[Collected data entries]
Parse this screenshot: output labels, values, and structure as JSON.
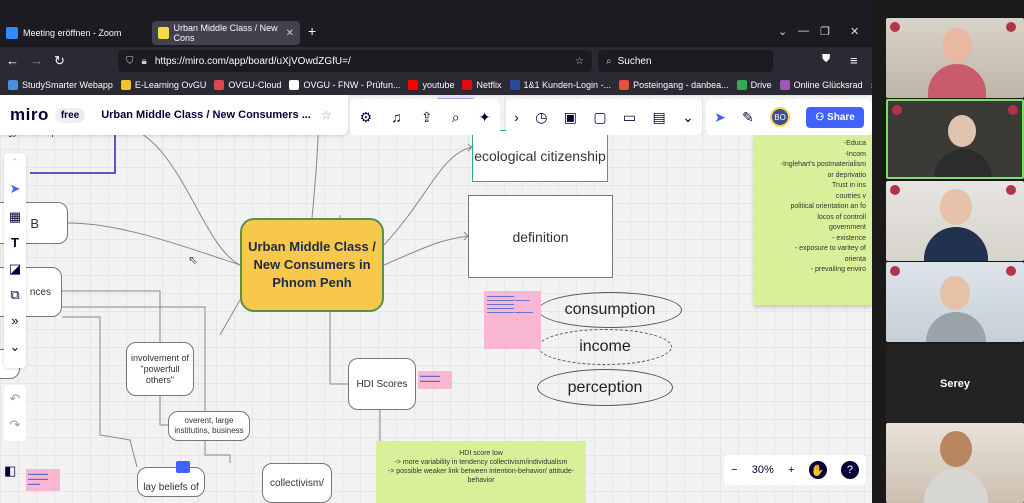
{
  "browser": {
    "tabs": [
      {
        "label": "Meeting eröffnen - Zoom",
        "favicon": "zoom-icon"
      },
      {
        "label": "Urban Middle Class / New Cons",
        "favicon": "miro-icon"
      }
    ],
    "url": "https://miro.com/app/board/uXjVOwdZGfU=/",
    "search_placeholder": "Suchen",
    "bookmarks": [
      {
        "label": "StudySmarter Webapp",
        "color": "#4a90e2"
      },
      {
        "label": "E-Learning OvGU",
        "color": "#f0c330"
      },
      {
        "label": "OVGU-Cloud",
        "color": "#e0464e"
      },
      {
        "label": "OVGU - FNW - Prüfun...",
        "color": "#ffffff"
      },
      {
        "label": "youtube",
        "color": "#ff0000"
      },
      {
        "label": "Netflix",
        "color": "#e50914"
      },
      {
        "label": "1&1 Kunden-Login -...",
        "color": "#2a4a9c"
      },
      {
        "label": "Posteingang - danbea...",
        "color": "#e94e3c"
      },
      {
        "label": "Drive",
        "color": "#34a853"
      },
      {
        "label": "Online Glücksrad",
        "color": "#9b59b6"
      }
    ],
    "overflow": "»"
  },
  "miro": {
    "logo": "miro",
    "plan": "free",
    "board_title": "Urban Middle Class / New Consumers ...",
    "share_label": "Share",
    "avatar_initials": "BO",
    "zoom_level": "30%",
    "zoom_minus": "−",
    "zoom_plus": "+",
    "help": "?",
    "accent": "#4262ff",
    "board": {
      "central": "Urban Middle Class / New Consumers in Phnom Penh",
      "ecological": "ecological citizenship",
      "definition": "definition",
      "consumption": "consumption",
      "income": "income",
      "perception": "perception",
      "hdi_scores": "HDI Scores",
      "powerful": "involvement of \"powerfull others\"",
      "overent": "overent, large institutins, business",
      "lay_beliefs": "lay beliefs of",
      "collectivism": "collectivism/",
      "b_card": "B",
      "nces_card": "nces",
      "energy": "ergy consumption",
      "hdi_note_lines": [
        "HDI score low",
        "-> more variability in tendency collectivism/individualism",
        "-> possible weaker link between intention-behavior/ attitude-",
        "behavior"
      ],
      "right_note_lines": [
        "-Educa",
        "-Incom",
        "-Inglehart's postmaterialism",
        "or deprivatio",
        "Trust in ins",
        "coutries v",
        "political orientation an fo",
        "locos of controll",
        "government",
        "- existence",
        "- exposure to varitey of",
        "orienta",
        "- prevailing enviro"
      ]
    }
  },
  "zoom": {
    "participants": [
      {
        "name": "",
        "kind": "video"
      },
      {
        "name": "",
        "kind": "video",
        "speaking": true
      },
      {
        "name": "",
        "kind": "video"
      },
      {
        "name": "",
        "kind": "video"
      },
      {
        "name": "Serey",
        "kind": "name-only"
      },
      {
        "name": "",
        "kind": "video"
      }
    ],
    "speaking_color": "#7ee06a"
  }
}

==

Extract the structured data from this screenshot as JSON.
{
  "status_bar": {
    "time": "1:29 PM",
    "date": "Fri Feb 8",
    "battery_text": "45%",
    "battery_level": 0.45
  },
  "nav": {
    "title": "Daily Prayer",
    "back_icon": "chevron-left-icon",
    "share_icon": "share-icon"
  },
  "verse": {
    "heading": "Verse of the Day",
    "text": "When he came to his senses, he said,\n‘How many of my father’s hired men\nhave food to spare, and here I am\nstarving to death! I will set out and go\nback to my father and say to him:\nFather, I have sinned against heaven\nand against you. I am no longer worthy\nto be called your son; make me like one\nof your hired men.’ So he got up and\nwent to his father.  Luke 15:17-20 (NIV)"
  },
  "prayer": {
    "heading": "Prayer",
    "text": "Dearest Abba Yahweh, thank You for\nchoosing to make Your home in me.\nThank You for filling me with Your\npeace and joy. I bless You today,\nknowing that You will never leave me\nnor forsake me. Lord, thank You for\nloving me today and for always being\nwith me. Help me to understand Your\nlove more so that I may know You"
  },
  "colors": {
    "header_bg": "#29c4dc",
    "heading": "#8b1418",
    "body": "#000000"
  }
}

TASK BRIEF »
Check each line of the material above for "will" and say how many lines contain it, giving the number alone.

RESULT FOR THIS TASK »
2